## Aim:
Reproduce the records below verbatim, from their first line through the line containing "tshirt-illustration: Sleeve length", with both of those lines included.

»»

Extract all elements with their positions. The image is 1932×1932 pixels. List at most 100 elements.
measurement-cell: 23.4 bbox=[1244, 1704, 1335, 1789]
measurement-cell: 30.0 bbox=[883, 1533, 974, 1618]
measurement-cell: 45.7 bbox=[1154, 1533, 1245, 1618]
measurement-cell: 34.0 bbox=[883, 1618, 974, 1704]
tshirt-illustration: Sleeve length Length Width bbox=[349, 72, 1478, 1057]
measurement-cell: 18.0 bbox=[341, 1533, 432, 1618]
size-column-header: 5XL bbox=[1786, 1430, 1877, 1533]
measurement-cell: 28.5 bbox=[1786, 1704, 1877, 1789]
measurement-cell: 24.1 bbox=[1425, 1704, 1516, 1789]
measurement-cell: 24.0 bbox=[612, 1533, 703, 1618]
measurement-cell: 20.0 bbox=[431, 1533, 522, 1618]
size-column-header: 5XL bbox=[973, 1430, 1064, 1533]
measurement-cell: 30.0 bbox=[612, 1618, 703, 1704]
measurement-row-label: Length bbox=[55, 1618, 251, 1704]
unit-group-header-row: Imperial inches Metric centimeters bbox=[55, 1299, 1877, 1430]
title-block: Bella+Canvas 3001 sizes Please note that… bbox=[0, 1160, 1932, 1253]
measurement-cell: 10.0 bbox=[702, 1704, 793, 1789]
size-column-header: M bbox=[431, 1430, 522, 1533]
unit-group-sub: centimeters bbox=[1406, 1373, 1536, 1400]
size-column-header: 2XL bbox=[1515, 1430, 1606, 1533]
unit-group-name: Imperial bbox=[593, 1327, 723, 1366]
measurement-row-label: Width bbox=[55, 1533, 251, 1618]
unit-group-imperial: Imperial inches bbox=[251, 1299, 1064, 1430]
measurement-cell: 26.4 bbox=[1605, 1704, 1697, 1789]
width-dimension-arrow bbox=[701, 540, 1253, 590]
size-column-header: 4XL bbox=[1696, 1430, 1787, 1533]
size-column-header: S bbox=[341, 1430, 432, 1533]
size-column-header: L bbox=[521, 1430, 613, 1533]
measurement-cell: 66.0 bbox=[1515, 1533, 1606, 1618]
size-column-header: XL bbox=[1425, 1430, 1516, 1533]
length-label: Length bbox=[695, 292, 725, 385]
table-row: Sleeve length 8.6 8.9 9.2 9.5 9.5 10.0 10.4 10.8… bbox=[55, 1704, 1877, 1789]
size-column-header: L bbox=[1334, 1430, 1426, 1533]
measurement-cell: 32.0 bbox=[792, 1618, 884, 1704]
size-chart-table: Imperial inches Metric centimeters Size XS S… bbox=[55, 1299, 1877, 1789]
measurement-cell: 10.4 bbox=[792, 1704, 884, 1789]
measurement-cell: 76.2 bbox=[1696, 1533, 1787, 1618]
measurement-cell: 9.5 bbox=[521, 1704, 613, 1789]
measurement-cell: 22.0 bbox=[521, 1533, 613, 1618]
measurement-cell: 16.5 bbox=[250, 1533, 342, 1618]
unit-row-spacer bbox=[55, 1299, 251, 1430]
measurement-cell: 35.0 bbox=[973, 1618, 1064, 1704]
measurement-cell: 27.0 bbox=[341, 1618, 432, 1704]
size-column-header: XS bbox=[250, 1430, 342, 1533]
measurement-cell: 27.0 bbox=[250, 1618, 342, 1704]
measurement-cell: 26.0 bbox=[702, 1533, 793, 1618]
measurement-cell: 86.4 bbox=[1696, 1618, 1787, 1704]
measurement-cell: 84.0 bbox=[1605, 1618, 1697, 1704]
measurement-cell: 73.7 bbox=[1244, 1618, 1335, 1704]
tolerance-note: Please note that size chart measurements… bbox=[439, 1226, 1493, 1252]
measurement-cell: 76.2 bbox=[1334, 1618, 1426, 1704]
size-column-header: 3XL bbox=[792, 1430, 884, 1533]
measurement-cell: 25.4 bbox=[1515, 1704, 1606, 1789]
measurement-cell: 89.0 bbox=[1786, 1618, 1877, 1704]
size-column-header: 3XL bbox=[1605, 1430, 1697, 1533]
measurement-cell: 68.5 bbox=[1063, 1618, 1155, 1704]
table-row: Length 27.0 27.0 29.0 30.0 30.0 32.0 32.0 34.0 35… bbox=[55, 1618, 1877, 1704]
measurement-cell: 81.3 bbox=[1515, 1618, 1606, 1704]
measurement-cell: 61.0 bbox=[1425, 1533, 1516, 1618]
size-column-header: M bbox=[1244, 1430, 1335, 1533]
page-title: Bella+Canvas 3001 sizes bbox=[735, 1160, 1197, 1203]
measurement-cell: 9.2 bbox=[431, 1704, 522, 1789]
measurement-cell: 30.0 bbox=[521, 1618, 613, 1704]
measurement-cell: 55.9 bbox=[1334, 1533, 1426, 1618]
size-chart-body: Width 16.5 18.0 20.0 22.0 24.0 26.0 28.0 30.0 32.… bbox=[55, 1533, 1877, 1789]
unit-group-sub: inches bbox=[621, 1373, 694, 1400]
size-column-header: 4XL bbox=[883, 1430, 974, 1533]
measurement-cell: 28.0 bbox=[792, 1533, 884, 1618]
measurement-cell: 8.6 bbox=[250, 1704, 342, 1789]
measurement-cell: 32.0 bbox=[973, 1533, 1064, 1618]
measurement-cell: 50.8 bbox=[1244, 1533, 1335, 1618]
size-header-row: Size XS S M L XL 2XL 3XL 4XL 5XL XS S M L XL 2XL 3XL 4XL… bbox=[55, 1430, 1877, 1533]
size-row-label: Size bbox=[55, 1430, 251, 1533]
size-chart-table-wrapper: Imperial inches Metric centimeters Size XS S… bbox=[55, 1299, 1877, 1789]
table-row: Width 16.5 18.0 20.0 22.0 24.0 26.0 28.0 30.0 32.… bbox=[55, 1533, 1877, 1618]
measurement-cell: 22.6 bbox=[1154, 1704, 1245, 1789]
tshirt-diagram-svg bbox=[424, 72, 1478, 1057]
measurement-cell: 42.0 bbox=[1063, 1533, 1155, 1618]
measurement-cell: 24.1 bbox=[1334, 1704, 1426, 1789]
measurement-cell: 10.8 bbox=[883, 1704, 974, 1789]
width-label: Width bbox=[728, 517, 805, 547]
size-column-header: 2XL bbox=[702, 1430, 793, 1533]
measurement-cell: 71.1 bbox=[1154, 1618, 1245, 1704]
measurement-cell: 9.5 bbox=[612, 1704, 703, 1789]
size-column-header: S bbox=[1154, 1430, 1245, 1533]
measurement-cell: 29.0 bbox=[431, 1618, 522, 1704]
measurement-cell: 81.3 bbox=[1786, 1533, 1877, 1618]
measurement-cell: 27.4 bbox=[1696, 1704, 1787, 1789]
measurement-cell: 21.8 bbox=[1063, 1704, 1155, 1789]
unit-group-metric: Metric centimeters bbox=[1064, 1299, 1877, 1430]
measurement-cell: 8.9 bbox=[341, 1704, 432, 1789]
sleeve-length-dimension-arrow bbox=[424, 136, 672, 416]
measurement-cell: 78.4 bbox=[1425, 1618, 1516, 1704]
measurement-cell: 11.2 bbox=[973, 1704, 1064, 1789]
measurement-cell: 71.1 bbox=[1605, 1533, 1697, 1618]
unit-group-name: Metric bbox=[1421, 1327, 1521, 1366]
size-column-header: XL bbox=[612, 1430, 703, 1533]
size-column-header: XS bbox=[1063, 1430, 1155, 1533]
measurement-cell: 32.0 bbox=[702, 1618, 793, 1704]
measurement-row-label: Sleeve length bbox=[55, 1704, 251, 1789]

««

## Answer to this exercise:
Extract all elements with their positions. The image is 1932×1932 pixels. List at most 100 elements.
measurement-cell: 23.4 bbox=[1244, 1704, 1335, 1789]
measurement-cell: 30.0 bbox=[883, 1533, 974, 1618]
measurement-cell: 45.7 bbox=[1154, 1533, 1245, 1618]
measurement-cell: 34.0 bbox=[883, 1618, 974, 1704]
tshirt-illustration: Sleeve length Length Width bbox=[349, 72, 1478, 1057]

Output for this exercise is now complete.